Exercise:
Locate the line with "What text is on this page?" in the material. Copy that line and each one after it, through the last, exactly and with nothing else.

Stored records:
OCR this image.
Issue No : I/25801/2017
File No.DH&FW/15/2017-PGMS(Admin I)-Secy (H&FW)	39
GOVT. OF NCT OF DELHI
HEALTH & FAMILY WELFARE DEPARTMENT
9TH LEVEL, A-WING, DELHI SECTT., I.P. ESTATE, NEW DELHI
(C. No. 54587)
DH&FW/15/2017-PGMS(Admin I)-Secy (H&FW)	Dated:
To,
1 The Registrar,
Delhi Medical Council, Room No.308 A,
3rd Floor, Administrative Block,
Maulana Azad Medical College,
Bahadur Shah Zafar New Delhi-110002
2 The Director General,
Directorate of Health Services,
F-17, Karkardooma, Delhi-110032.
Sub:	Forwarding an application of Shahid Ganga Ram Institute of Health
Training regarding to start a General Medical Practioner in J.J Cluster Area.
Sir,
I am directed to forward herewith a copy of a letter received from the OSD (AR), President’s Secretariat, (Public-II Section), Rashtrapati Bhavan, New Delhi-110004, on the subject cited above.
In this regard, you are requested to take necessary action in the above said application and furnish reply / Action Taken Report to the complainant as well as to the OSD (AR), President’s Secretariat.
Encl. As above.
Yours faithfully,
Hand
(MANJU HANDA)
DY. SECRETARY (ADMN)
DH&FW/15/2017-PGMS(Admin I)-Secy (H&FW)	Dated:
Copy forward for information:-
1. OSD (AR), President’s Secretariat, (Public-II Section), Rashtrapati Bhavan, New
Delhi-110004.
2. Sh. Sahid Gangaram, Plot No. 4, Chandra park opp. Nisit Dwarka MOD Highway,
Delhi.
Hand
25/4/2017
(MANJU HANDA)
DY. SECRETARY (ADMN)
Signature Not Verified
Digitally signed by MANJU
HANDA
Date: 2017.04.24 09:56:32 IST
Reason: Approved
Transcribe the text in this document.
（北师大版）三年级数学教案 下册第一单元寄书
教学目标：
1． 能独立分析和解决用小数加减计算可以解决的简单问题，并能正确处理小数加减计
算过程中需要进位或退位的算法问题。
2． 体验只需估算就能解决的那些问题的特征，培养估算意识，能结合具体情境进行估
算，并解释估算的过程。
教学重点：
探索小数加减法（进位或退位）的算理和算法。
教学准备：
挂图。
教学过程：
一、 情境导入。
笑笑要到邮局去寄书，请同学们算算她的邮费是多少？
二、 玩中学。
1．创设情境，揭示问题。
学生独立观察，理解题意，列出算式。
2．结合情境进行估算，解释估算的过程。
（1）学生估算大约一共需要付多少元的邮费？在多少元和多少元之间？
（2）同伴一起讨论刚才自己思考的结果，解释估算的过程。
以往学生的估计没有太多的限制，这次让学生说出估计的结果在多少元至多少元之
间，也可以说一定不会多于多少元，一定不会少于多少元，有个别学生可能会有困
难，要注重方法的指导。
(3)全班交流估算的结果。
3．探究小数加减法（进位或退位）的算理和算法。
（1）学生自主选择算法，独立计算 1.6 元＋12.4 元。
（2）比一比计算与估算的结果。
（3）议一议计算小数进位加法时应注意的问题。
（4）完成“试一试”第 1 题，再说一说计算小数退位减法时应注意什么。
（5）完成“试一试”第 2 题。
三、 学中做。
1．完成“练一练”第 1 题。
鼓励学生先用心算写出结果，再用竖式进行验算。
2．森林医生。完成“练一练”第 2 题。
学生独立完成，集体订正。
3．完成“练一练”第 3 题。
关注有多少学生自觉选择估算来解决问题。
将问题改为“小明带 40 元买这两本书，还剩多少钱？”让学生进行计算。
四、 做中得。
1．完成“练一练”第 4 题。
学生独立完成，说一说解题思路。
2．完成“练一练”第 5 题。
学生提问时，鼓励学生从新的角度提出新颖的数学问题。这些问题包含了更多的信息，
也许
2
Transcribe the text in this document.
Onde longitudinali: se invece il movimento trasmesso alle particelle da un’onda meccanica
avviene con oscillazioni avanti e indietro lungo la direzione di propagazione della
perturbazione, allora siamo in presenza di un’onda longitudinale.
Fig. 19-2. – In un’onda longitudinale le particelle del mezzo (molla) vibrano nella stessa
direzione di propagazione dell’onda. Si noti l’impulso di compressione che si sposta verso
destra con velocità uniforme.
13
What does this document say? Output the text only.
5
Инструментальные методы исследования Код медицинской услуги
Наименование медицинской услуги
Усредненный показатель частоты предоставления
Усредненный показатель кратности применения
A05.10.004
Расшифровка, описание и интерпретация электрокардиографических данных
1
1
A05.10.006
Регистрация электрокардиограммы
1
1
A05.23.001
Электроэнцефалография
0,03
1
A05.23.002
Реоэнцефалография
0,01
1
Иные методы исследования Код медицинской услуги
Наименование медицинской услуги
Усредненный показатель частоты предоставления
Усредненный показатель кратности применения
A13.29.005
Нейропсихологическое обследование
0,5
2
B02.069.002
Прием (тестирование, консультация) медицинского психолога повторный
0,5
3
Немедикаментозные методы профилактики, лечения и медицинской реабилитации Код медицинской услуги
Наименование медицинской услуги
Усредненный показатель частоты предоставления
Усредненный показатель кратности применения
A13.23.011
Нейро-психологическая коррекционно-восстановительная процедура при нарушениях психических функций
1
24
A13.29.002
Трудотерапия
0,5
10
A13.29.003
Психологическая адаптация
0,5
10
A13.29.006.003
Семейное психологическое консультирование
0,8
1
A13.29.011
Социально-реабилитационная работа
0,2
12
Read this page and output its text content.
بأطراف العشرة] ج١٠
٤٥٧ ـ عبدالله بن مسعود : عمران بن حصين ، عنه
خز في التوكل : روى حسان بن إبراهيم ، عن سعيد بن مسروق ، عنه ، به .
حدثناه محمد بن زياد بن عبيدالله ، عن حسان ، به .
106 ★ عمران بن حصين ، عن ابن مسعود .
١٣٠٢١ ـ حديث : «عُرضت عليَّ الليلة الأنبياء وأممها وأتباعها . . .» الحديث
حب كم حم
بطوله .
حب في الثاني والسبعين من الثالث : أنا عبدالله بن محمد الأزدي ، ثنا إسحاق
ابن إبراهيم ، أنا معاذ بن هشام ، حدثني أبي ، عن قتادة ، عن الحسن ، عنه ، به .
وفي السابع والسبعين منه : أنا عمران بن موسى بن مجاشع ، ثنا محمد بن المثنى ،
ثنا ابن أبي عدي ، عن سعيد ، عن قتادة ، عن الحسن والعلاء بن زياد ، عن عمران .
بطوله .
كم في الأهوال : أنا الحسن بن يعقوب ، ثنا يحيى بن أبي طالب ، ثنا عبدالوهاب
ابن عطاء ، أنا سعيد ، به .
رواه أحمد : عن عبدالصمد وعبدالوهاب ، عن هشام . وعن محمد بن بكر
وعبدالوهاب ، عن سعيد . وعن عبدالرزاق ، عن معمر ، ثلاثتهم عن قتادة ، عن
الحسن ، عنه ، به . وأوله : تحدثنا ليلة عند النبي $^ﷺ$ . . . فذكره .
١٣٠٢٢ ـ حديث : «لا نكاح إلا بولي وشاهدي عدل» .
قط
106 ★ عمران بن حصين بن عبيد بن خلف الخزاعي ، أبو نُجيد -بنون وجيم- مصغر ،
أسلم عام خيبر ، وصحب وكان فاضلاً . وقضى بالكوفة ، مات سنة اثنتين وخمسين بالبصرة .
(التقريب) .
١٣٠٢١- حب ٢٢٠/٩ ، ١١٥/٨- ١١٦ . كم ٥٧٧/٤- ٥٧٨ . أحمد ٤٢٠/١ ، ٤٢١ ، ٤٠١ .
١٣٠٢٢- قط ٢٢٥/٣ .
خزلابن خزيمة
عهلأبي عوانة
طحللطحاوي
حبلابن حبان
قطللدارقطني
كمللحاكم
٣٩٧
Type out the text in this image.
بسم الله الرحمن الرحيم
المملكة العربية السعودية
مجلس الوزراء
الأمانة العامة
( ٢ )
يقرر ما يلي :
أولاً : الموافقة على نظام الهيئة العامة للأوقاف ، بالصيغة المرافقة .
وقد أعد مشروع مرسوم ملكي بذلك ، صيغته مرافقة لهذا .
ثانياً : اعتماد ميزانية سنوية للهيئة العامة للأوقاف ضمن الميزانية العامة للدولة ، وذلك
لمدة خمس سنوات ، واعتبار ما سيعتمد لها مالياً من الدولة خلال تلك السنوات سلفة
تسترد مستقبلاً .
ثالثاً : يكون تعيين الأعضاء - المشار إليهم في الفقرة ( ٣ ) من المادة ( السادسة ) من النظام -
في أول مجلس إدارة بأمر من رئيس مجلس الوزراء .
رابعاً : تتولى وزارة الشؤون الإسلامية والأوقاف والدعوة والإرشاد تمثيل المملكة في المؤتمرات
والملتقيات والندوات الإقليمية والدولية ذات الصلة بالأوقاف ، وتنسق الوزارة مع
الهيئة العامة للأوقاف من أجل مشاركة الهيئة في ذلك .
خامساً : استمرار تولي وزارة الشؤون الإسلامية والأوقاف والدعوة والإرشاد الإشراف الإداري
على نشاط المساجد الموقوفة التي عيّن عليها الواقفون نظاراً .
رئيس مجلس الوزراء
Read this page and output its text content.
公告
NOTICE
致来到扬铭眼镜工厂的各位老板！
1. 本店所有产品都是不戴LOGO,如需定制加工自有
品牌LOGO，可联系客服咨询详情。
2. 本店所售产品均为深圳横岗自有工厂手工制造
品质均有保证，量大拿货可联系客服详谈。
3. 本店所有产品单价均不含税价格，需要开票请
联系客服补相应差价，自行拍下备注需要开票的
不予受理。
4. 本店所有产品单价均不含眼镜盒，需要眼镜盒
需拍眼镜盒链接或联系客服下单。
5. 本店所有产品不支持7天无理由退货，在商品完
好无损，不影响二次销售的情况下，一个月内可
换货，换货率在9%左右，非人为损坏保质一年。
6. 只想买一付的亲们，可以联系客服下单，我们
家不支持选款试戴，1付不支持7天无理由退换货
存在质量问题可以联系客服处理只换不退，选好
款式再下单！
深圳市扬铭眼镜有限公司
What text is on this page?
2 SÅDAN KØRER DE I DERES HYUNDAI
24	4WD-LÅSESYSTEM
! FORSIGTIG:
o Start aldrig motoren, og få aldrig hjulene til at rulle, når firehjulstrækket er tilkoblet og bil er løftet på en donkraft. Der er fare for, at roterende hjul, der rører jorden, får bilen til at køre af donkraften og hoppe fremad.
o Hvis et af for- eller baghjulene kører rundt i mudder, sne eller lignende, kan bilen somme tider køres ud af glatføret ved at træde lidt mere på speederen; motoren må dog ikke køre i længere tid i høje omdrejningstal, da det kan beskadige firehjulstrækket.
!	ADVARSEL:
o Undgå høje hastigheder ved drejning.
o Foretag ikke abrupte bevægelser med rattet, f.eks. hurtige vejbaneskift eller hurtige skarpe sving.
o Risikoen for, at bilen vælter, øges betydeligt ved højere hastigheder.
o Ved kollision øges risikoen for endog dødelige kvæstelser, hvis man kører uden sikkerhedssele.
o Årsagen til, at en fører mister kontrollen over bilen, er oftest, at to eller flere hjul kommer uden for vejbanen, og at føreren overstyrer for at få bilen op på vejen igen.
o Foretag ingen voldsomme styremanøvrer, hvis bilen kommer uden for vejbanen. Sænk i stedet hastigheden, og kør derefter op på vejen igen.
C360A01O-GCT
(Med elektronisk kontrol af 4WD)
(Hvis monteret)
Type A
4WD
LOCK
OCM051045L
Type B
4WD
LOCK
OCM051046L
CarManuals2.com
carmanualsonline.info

Task answer:
What text is on this page?
2 SÅDAN KØRER DE I DERES HYUNDAI
24	4WD-LÅSESYSTEM
! FORSIGTIG:
o Start aldrig motoren, og få aldrig hjulene til at rulle, når firehjulstrækket er tilkoblet og bil er løftet på en donkraft. Der er fare for, at roterende hjul, der rører jorden, får bilen til at køre af donkraften og hoppe fremad.
o Hvis et af for- eller baghjulene kører rundt i mudder, sne eller lignende, kan bilen somme tider køres ud af glatføret ved at træde lidt mere på speederen; motoren må dog ikke køre i længere tid i høje omdrejningstal, da det kan beskadige firehjulstrækket.
!	ADVARSEL:
o Undgå høje hastigheder ved drejning.
o Foretag ikke abrupte bevægelser med rattet, f.eks. hurtige vejbaneskift eller hurtige skarpe sving.
o Risikoen for, at bilen vælter, øges betydeligt ved højere hastigheder.
o Ved kollision øges risikoen for endog dødelige kvæstelser, hvis man kører uden sikkerhedssele.
o Årsagen til, at en fører mister kontrollen over bilen, er oftest, at to eller flere hjul kommer uden for vejbanen, og at føreren overstyrer for at få bilen op på vejen igen.
o Foretag ingen voldsomme styremanøvrer, hvis bilen kommer uden for vejbanen. Sænk i stedet hastigheden, og kør derefter op på vejen igen.
C360A01O-GCT
(Med elektronisk kontrol af 4WD)
(Hvis monteret)
Type A
4WD
LOCK
OCM051045L
Type B
4WD
LOCK
OCM051046L
CarManuals2.com
carmanualsonline.info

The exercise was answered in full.